- **YOUR OBJECTIVE**
Put the lines below into a Markdown table with the columns "No." and "Line". Give each line its own numbered row and leave out any blank lines.

- **RECORDS FOR THE TASK**
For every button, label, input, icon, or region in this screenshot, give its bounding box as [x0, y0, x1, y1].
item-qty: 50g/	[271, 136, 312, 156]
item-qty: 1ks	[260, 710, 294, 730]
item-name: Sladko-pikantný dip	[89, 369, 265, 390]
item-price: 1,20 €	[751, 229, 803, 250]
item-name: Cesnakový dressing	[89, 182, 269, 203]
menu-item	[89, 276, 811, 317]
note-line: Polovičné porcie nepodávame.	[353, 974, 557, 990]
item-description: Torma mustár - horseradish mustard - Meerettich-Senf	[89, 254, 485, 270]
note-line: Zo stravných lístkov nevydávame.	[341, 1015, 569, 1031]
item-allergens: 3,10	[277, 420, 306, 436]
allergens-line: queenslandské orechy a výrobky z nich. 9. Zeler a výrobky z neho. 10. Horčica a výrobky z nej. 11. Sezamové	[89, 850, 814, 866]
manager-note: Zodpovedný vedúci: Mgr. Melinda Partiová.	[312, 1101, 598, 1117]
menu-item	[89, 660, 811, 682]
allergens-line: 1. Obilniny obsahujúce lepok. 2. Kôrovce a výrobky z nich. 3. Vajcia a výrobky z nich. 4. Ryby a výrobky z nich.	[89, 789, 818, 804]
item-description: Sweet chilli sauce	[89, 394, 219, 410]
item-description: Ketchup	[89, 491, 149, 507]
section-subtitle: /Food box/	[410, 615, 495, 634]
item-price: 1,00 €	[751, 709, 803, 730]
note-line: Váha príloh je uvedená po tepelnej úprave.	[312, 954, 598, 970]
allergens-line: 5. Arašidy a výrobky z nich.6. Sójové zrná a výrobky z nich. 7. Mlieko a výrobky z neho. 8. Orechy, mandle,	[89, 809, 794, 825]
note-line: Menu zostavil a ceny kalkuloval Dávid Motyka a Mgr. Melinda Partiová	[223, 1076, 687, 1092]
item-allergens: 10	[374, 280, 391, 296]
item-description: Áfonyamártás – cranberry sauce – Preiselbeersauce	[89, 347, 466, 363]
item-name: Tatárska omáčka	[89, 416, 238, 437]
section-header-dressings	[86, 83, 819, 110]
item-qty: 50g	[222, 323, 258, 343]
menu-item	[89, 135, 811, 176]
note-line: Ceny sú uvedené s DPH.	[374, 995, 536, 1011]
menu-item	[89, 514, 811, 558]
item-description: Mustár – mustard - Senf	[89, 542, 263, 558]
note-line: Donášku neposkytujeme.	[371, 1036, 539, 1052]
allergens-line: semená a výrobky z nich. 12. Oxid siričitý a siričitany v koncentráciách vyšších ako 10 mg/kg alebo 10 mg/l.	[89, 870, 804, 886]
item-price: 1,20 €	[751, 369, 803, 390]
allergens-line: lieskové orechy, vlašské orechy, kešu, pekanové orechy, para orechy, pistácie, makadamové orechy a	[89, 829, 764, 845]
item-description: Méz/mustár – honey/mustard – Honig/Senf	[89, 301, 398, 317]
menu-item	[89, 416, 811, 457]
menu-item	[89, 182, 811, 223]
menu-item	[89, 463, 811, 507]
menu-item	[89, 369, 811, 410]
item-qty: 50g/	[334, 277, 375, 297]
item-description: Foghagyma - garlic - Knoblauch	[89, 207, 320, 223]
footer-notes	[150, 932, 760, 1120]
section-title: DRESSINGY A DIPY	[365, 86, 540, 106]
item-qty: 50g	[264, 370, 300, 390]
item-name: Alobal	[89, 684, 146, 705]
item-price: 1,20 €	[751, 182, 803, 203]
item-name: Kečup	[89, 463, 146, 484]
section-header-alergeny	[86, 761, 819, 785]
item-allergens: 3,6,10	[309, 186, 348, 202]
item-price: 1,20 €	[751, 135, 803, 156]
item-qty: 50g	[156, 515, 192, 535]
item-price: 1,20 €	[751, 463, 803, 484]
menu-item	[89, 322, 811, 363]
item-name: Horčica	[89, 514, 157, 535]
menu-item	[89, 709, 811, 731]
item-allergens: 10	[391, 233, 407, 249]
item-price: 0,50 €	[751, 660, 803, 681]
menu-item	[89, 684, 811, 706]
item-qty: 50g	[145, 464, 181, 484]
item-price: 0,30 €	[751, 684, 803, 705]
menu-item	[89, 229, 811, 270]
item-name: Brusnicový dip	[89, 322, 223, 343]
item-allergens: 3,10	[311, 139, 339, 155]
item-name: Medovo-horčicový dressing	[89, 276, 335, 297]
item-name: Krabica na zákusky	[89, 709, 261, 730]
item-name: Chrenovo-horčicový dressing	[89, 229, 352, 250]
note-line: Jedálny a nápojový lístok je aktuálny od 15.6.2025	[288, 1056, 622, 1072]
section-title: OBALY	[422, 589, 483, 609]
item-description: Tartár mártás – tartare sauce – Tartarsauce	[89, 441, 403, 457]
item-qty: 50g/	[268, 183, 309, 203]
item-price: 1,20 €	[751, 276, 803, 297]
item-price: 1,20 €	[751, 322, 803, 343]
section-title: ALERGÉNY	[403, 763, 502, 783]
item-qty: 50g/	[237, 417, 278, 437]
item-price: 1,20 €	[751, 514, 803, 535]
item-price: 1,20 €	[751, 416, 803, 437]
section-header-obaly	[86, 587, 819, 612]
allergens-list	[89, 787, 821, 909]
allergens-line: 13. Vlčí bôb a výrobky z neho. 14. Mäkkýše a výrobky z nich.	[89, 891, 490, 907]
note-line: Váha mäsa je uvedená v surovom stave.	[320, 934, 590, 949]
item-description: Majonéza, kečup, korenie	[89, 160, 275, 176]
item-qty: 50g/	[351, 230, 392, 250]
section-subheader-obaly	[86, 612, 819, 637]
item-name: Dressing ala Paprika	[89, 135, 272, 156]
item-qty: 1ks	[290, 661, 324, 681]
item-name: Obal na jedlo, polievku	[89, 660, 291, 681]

- **RESPONSE TO THIS EXERCISE**
| No. | Line |
|---|---|
| 1 | For every button, label, input, icon, or region in this screenshot, give its bounding box as [x0, y0, x1, y1]. |
| 2 | item-qty: 50g/	[271, 136, 312, 156] |
| 3 | item-qty: 1ks	[260, 710, 294, 730] |
| 4 | item-name: Sladko-pikantný dip	[89, 369, 265, 390] |
| 5 | item-price: 1,20 €	[751, 229, 803, 250] |
| 6 | item-name: Cesnakový dressing	[89, 182, 269, 203] |
| 7 | menu-item	[89, 276, 811, 317] |
| 8 | note-line: Polovičné porcie nepodávame.	[353, 974, 557, 990] |
| 9 | item-description: Torma mustár - horseradish mustard - Meerettich-Senf	[89, 254, 485, 270] |
| 10 | note-line: Zo stravných lístkov nevydávame.	[341, 1015, 569, 1031] |
| 11 | item-allergens: 3,10	[277, 420, 306, 436] |
| 12 | allergens-line: queenslandské orechy a výrobky z nich. 9. Zeler a výrobky z neho. 10. Horčica a výrobky z nej. 11. Sezamové	[89, 850, 814, 866] |
| 13 | manager-note: Zodpovedný vedúci: Mgr. Melinda Partiová.	[312, 1101, 598, 1117] |
| 14 | menu-item	[89, 660, 811, 682] |
| 15 | allergens-line: 1. Obilniny obsahujúce lepok. 2. Kôrovce a výrobky z nich. 3. Vajcia a výrobky z nich. 4. Ryby a výrobky z nich.	[89, 789, 818, 804] |
| 16 | item-description: Sweet chilli sauce	[89, 394, 219, 410] |
| 17 | item-description: Ketchup	[89, 491, 149, 507] |
| 18 | section-subtitle: /Food box/	[410, 615, 495, 634] |
| 19 | item-price: 1,00 €	[751, 709, 803, 730] |
| 20 | note-line: Váha príloh je uvedená po tepelnej úprave.	[312, 954, 598, 970] |
| 21 | allergens-line: 5. Arašidy a výrobky z nich.6. Sójové zrná a výrobky z nich. 7. Mlieko a výrobky z neho. 8. Orechy, mandle,	[89, 809, 794, 825] |
| 22 | note-line: Menu zostavil a ceny kalkuloval Dávid Motyka a Mgr. Melinda Partiová	[223, 1076, 687, 1092] |
| 23 | item-allergens: 10	[374, 280, 391, 296] |
| 24 | item-description: Áfonyamártás – cranberry sauce – Preiselbeersauce	[89, 347, 466, 363] |
| 25 | item-name: Tatárska omáčka	[89, 416, 238, 437] |
| 26 | section-header-dressings	[86, 83, 819, 110] |
| 27 | item-qty: 50g	[222, 323, 258, 343] |
| 28 | menu-item	[89, 135, 811, 176] |
| 29 | note-line: Ceny sú uvedené s DPH.	[374, 995, 536, 1011] |
| 30 | menu-item	[89, 514, 811, 558] |
| 31 | item-description: Mustár – mustard - Senf	[89, 542, 263, 558] |
| 32 | note-line: Donášku neposkytujeme.	[371, 1036, 539, 1052] |
| 33 | allergens-line: semená a výrobky z nich. 12. Oxid siričitý a siričitany v koncentráciách vyšších ako 10 mg/kg alebo 10 mg/l.	[89, 870, 804, 886] |
| 34 | item-price: 1,20 €	[751, 369, 803, 390] |
| 35 | allergens-line: lieskové orechy, vlašské orechy, kešu, pekanové orechy, para orechy, pistácie, makadamové orechy a	[89, 829, 764, 845] |
| 36 | item-description: Méz/mustár – honey/mustard – Honig/Senf	[89, 301, 398, 317] |
| 37 | menu-item	[89, 416, 811, 457] |
| 38 | menu-item	[89, 182, 811, 223] |
| 39 | menu-item	[89, 463, 811, 507] |
| 40 | menu-item	[89, 369, 811, 410] |
| 41 | item-qty: 50g/	[334, 277, 375, 297] |
| 42 | item-description: Foghagyma - garlic - Knoblauch	[89, 207, 320, 223] |
| 43 | footer-notes	[150, 932, 760, 1120] |
| 44 | section-title: DRESSINGY A DIPY	[365, 86, 540, 106] |
| 45 | item-qty: 50g	[264, 370, 300, 390] |
| 46 | item-name: Alobal	[89, 684, 146, 705] |
| 47 | item-price: 1,20 €	[751, 182, 803, 203] |
| 48 | item-name: Kečup	[89, 463, 146, 484] |
| 49 | section-header-alergeny	[86, 761, 819, 785] |
| 50 | item-allergens: 3,6,10	[309, 186, 348, 202] |
| 51 | item-price: 1,20 €	[751, 135, 803, 156] |
| 52 | item-qty: 50g	[156, 515, 192, 535] |
| 53 | item-price: 1,20 €	[751, 463, 803, 484] |
| 54 | menu-item	[89, 322, 811, 363] |
| 55 | item-name: Horčica	[89, 514, 157, 535] |
| 56 | menu-item	[89, 709, 811, 731] |
| 57 | item-allergens: 10	[391, 233, 407, 249] |
| 58 | item-price: 0,50 €	[751, 660, 803, 681] |
| 59 | menu-item	[89, 684, 811, 706] |
| 60 | item-qty: 50g	[145, 464, 181, 484] |
| 61 | item-price: 0,30 €	[751, 684, 803, 705] |
| 62 | menu-item	[89, 229, 811, 270] |
| 63 | item-name: Brusnicový dip	[89, 322, 223, 343] |
| 64 | item-allergens: 3,10	[311, 139, 339, 155] |
| 65 | item-name: Medovo-horčicový dressing	[89, 276, 335, 297] |
| 66 | item-name: Krabica na zákusky	[89, 709, 261, 730] |
| 67 | item-name: Chrenovo-horčicový dressing	[89, 229, 352, 250] |
| 68 | note-line: Jedálny a nápojový lístok je aktuálny od 15.6.2025	[288, 1056, 622, 1072] |
| 69 | section-title: OBALY	[422, 589, 483, 609] |
| 70 | item-description: Tartár mártás – tartare sauce – Tartarsauce	[89, 441, 403, 457] |
| 71 | item-qty: 50g/	[268, 183, 309, 203] |
| 72 | item-price: 1,20 €	[751, 276, 803, 297] |
| 73 | item-price: 1,20 €	[751, 322, 803, 343] |
| 74 | section-title: ALERGÉNY	[403, 763, 502, 783] |
| 75 | item-qty: 50g/	[237, 417, 278, 437] |
| 76 | item-price: 1,20 €	[751, 514, 803, 535] |
| 77 | item-price: 1,20 €	[751, 416, 803, 437] |
| 78 | section-header-obaly	[86, 587, 819, 612] |
| 79 | allergens-list	[89, 787, 821, 909] |
| 80 | allergens-line: 13. Vlčí bôb a výrobky z neho. 14. Mäkkýše a výrobky z nich.	[89, 891, 490, 907] |
| 81 | note-line: Váha mäsa je uvedená v surovom stave.	[320, 934, 590, 949] |
| 82 | item-description: Majonéza, kečup, korenie	[89, 160, 275, 176] |
| 83 | item-qty: 50g/	[351, 230, 392, 250] |
| 84 | section-subheader-obaly	[86, 612, 819, 637] |
| 85 | item-name: Dressing ala Paprika	[89, 135, 272, 156] |
| 86 | item-qty: 1ks	[290, 661, 324, 681] |
| 87 | item-name: Obal na jedlo, polievku	[89, 660, 291, 681] |